##### Brano citato

Per capire il funzionamento e l’utilità degli ETF obbligazionari, è necessario prima comprendere il meccanismo che sta alla base degli strumenti che li compongono: le obbligazioni.

Cos’è e come funziona un’obbligazione?

Le obbligazioni appartengono alla categoria dei titoli di debito. Sono prestiti effettuati da chi acquista le obbligazioni a chi le emette. Il soggetto emittente è dunque il debitore.

L’emittente può essere un’azienda o uno Stato. Da qui la distinzione tra obbligazioni corporate e obbligazioni governative (queste ultime dette anche titoli di stato o bond).

Chi acquista obbligazioni può essere remunerato in due modi: 

  • con gli interessi cedolari 
  • oppure con un maggior valore di rimborso, ottenuto alla scadenza del titolo.

Nel primo caso, durante la vita dell’obbligazione, l’investitore riceve periodicamente delle cedole. Si tratta di interessi che vengono corrisposti regolarmente al titolare dell’obbligazione. L’ammontare delle cedole può essere calcolato su un tasso fisso oppure variabile.

##########

**Obiettivo:**
Secondo il brano sulle obbligazioni, chi può essere l'emittente di un'obbligazione?

##### Record dei dati

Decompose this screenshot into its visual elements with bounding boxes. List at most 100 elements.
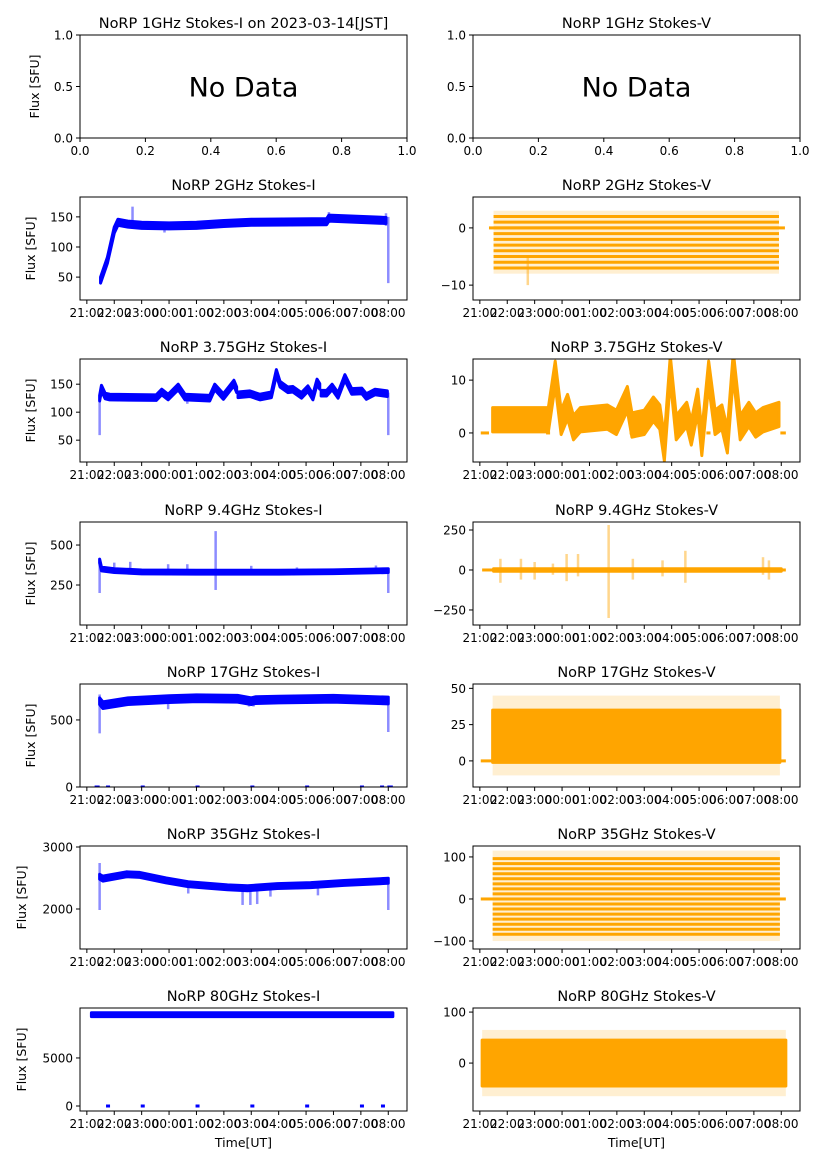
x-tick-label: 02:00 [600, 468, 635, 482]
data-series-band [99, 213, 388, 285]
outlier-scatter [493, 210, 779, 274]
x-tick-label: 23:00 [124, 793, 159, 807]
x-tick-label: 23:00 [124, 955, 159, 969]
zero-value-points [387, 785, 393, 787]
x-tick-label: 05:00 [289, 631, 324, 645]
y-tick-label: 2000 [42, 903, 73, 917]
x-tick-label: 07:00 [344, 955, 379, 969]
x-tick-label: 08:00 [371, 631, 406, 645]
subplot-title: NoRP 80GHz Stokes-V [557, 989, 715, 1005]
x-tick-label: 02:00 [600, 306, 635, 320]
data-series-band [98, 378, 239, 403]
axes-frame [472, 683, 801, 788]
x-tick-label: 05:00 [682, 468, 717, 482]
data-series-band [98, 557, 390, 576]
zero-value-points [250, 1104, 255, 1108]
y-axis-label: Flux [SFU] [23, 704, 38, 768]
x-tick-label: 21:00 [70, 468, 105, 482]
zero-value-points [359, 785, 364, 787]
y-tick-label: 500 [50, 713, 73, 727]
axes-frame [79, 1007, 408, 1112]
plot-area [98, 531, 390, 594]
subplot-title: NoRP 1GHz Stokes-I on 2023-03-14[JST] [99, 16, 389, 32]
x-tick-label: 06:00 [316, 468, 351, 482]
data-series-band [319, 373, 389, 401]
x-tick-label: 08:00 [371, 468, 406, 482]
y-tick-label: 50 [58, 434, 73, 448]
x-tick-label: 22:00 [490, 468, 525, 482]
x-tick-label: 0.6 [660, 144, 679, 158]
x-tick-label: 01:00 [572, 631, 607, 645]
x-tick-label: 22:00 [97, 468, 132, 482]
subplot-title: NoRP 1GHz Stokes-V [562, 16, 711, 32]
x-tick-label: 02:00 [600, 955, 635, 969]
subplot-title: NoRP 9.4GHz Stokes-I [164, 503, 322, 519]
x-tick-label: 07:00 [737, 631, 772, 645]
axes-frame [79, 521, 408, 626]
y-axis-label: Flux [SFU] [14, 866, 29, 930]
y-tick-label: 1.0 [54, 29, 73, 43]
zero-value-points [195, 1104, 200, 1108]
subplot-stokes-i-3: 21:0022:0023:0000:0001:0002:0003:0004:00… [23, 503, 408, 645]
x-tick-label: 07:00 [344, 1117, 379, 1131]
x-tick-label: 00:00 [152, 468, 187, 482]
x-tick-label: 00:00 [152, 306, 187, 320]
plot-area [89, 1011, 395, 1108]
zero-value-points [305, 1104, 310, 1108]
x-tick-label: 06:00 [709, 793, 744, 807]
outlier-scatter [492, 850, 780, 942]
subplot-title: NoRP 35GHz Stokes-I [167, 827, 321, 843]
x-tick-label: 22:00 [490, 1117, 525, 1131]
y-tick-label: 50 [58, 271, 73, 285]
x-tick-label: 04:00 [654, 1117, 689, 1131]
x-tick-label: 01:00 [179, 955, 214, 969]
x-tick-label: 1.0 [397, 144, 416, 158]
x-tick-label: 01:00 [179, 793, 214, 807]
x-tick-label: 03:00 [234, 631, 269, 645]
y-tick-label: 0.0 [54, 132, 73, 146]
plot-area [488, 210, 785, 286]
axes-frame [472, 358, 801, 463]
subplot-stokes-i-1: 21:0022:0023:0000:0001:0002:0003:0004:00… [23, 178, 408, 320]
plot-area [482, 525, 786, 618]
x-tick-label: 02:00 [207, 468, 242, 482]
x-tick-label: 08:00 [371, 1117, 406, 1131]
axes-frame [472, 196, 801, 301]
x-tick-label: 03:00 [627, 1117, 662, 1131]
x-tick-label: 08:00 [764, 306, 799, 320]
y-tick-label: 0.5 [54, 80, 73, 94]
axes-frame [472, 845, 801, 950]
axes-frame [79, 683, 408, 788]
data-series-band [491, 359, 781, 462]
y-tick-label: 100 [443, 1006, 466, 1020]
x-tick-label: 07:00 [344, 793, 379, 807]
y-tick-label: 0 [458, 892, 466, 906]
subplot-stokes-i-2: 21:0022:0023:0000:0001:0002:0003:0004:00… [23, 340, 408, 482]
y-tick-label: 3000 [42, 840, 73, 854]
x-tick-label: 21:00 [463, 955, 498, 969]
x-tick-label: 01:00 [179, 631, 214, 645]
no-data-message: No Data [582, 73, 692, 104]
zero-value-points [480, 759, 493, 763]
x-tick-label: 02:00 [207, 306, 242, 320]
x-tick-label: 06:00 [316, 955, 351, 969]
x-tick-label: 06:00 [709, 468, 744, 482]
x-tick-label: 04:00 [654, 631, 689, 645]
y-tick-label: 250 [443, 523, 466, 537]
x-tick-label: 21:00 [463, 1117, 498, 1131]
x-tick-label: 03:00 [627, 631, 662, 645]
subplot-stokes-i-6: 21:0022:0023:0000:0001:0002:0003:0004:00… [14, 989, 408, 1150]
x-tick-label: 22:00 [97, 631, 132, 645]
x-tick-label: 22:00 [490, 955, 525, 969]
y-tick-label: 0 [458, 754, 466, 768]
y-tick-label: 0 [65, 781, 73, 795]
subplot-stokes-v-2: 21:0022:0023:0000:0001:0002:0003:0004:00… [451, 340, 801, 482]
y-tick-label: 10 [451, 374, 466, 388]
subplot-title: NoRP 2GHz Stokes-V [562, 178, 711, 194]
x-tick-label: 21:00 [463, 468, 498, 482]
x-tick-label: 00:00 [152, 793, 187, 807]
x-tick-label: 04:00 [654, 955, 689, 969]
x-tick-label: 23:00 [124, 631, 159, 645]
x-tick-label: 00:00 [545, 631, 580, 645]
zero-value-points [480, 897, 786, 901]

##########

**Risposta:**
Un'azienda o uno Stato.